Rewrite each line of the records below as a numbered list, dropping blank lines. Omit the pictures from the output.

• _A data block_
--
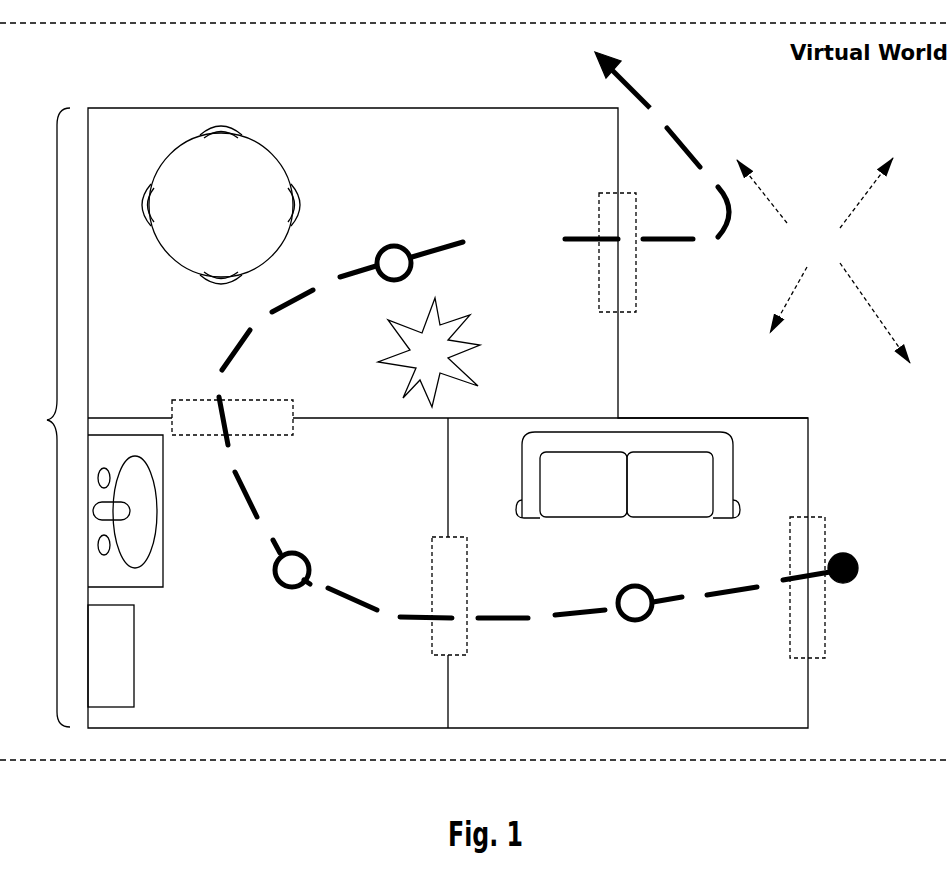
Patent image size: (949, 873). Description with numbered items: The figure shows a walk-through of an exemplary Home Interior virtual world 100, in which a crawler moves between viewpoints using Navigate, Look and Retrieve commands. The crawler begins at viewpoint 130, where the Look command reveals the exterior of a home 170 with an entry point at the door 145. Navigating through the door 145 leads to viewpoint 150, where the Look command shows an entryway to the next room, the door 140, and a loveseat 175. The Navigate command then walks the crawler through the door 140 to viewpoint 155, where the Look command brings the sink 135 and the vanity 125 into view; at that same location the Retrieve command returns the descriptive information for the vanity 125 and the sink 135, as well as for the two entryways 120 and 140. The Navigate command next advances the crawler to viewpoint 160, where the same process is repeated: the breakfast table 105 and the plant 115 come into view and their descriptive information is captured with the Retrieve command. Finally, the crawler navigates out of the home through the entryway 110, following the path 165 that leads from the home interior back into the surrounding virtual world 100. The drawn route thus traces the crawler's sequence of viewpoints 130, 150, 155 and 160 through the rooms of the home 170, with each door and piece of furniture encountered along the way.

The virtual world 100 is at (823, 260).
The breakfast table 105 is at (280, 157).
The entryway 110 is at (598, 205).
The plant 115 is at (470, 322).
The entryway 120 is at (258, 437).
The vanity 125 is at (163, 540).
The viewpoint 130 is at (843, 553).
The sink 135 is at (134, 653).
The door 140 is at (467, 642).
The door 145 is at (790, 542).
The viewpoint 150 is at (645, 619).
The viewpoint 155 is at (307, 556).
The viewpoint 160 is at (385, 246).
The path exiting to virtual world 165 is at (600, 62).
The home 170 is at (406, 418).
The loveseat 175 is at (612, 518).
--
• _Solved problem_
1. Patent image size: (949, 873). Description with numbered items: The figure shows a walk-through of an exemplary Home Interior virtual world 100, in which a crawler moves between viewpoints using Navigate, Look and Retrieve commands. The crawler begins at viewpoint 130, where the Look command reveals the exterior of a home 170 with an entry point at the door 145. Navigating through the door 145 leads to viewpoint 150, where the Look command shows an entryway to the next room, the door 140, and a loveseat 175. The Navigate command then walks the crawler through the door 140 to viewpoint 155, where the Look command brings the sink 135 and the vanity 125 into view; at that same location the Retrieve command returns the descriptive information for the vanity 125 and the sink 135, as well as for the two entryways 120 and 140. The Navigate command next advances the crawler to viewpoint 160, where the same process is repeated: the breakfast table 105 and the plant 115 come into view and their descriptive information is captured with the Retrieve command. Finally, the crawler navigates out of the home through the entryway 110, following the path 165 that leads from the home interior back into the surrounding virtual world 100. The drawn route thus traces the crawler's sequence of viewpoints 130, 150, 155 and 160 through the rooms of the home 170, with each door and piece of furniture encountered along the way.
2. The virtual world 100 is at (823, 260).
3. The breakfast table 105 is at (280, 157).
4. The entryway 110 is at (598, 205).
5. The plant 115 is at (470, 322).
6. The entryway 120 is at (258, 437).
7. The vanity 125 is at (163, 540).
8. The viewpoint 130 is at (843, 553).
9. The sink 135 is at (134, 653).
10. The door 140 is at (467, 642).
11. The door 145 is at (790, 542).
12. The viewpoint 150 is at (645, 619).
13. The viewpoint 155 is at (307, 556).
14. The viewpoint 160 is at (385, 246).
15. The path exiting to virtual world 165 is at (600, 62).
16. The home 170 is at (406, 418).
17. The loveseat 175 is at (612, 518).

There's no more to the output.